**DIRECTIONS FOR THIS TASK**: Within the listing below, locate all lines containing the word "JSON". Copy each one.

-- BEGIN --

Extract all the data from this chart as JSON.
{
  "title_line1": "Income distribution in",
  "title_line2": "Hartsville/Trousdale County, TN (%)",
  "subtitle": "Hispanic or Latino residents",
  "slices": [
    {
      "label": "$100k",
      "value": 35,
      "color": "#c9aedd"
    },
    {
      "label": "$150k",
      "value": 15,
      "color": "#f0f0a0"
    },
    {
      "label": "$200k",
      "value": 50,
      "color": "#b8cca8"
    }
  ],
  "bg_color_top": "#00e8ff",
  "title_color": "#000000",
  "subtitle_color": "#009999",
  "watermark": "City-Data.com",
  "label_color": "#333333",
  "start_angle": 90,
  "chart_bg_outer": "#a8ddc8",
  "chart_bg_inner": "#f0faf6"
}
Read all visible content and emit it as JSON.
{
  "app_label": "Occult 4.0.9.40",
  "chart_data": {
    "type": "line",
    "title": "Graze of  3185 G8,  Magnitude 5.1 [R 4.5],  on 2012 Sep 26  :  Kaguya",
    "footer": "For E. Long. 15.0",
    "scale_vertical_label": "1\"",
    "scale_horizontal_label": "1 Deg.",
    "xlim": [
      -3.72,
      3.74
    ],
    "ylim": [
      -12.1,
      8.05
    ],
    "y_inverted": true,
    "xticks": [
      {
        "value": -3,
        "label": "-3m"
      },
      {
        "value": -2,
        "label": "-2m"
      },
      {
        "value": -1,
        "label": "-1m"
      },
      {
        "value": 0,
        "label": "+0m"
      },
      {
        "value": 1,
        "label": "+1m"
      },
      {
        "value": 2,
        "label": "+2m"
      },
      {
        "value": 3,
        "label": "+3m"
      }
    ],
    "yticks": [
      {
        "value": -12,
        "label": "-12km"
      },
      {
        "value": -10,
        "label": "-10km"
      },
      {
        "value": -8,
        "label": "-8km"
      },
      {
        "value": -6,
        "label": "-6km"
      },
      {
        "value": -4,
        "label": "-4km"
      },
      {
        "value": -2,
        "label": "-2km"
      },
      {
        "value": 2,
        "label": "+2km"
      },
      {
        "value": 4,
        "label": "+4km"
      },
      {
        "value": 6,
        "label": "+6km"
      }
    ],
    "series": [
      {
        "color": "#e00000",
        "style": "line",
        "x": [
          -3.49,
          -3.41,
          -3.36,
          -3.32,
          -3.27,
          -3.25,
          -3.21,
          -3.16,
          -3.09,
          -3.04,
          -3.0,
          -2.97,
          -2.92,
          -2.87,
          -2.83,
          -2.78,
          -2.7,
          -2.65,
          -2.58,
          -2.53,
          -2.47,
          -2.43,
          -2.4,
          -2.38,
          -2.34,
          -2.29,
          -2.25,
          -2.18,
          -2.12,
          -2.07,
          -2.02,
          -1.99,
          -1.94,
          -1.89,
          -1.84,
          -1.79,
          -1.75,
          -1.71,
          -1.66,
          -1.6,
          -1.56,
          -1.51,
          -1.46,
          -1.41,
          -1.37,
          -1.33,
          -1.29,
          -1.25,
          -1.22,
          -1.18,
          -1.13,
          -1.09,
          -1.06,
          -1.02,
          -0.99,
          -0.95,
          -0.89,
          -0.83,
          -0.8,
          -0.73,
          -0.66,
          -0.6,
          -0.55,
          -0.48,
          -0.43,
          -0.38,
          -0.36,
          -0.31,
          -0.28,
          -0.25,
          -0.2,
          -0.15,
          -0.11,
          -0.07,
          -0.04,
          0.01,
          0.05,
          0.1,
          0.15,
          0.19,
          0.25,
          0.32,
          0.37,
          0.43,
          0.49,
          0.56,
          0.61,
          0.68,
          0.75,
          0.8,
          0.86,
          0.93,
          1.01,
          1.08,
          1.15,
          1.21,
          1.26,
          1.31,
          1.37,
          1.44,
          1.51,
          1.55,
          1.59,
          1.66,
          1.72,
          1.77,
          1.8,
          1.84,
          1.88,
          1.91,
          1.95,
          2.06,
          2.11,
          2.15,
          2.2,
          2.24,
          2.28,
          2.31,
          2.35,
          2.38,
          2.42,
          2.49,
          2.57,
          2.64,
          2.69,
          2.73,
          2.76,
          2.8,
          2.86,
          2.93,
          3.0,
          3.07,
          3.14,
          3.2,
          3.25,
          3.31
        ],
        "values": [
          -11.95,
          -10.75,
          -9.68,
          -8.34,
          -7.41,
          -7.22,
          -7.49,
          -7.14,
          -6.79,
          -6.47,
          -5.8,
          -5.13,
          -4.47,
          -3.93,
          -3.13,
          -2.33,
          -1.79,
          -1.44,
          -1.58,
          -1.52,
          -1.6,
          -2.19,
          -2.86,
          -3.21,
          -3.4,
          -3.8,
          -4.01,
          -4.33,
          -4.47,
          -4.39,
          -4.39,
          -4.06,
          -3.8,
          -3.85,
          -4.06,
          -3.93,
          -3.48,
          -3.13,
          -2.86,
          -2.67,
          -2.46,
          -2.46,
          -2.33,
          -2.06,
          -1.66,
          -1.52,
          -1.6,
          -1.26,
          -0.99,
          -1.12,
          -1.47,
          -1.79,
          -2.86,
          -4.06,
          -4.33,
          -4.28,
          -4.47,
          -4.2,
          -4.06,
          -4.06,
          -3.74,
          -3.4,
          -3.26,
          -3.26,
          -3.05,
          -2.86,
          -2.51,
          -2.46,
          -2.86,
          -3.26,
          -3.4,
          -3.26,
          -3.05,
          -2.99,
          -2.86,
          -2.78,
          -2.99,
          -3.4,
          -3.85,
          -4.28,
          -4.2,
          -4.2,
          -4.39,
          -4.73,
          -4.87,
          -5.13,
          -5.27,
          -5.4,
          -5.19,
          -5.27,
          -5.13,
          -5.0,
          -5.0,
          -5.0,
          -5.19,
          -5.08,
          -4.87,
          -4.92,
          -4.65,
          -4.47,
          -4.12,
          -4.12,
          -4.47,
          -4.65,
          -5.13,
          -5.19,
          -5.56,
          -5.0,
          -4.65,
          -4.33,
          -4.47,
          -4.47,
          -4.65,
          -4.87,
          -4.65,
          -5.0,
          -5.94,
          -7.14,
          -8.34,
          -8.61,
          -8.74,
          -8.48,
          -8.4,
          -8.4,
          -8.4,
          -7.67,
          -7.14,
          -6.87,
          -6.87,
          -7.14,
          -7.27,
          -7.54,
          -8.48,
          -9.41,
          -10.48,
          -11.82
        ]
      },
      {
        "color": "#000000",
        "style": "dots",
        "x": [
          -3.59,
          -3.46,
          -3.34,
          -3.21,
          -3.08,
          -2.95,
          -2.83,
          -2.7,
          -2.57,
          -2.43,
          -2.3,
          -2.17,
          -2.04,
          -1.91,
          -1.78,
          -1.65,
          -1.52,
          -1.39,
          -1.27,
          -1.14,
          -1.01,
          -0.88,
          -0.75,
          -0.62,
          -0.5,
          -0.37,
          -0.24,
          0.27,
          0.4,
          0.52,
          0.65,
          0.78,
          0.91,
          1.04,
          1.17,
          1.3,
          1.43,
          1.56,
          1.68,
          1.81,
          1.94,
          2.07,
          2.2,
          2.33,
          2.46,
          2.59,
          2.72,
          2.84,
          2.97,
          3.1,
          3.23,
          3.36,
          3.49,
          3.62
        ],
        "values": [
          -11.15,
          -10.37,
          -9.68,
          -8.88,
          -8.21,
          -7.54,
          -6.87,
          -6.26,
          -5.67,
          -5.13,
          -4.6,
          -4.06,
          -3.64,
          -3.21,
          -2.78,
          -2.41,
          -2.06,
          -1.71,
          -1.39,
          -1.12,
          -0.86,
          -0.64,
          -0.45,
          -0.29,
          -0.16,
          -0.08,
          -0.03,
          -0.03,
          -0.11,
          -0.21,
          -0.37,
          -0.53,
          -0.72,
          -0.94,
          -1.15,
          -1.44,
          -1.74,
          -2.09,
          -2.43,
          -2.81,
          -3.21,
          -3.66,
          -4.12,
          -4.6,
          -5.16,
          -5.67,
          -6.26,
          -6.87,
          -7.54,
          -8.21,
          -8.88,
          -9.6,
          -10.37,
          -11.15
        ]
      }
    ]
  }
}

-- END --

**WORKED ANSWER**:
Extract all the data from this chart as JSON.
Read all visible content and emit it as JSON.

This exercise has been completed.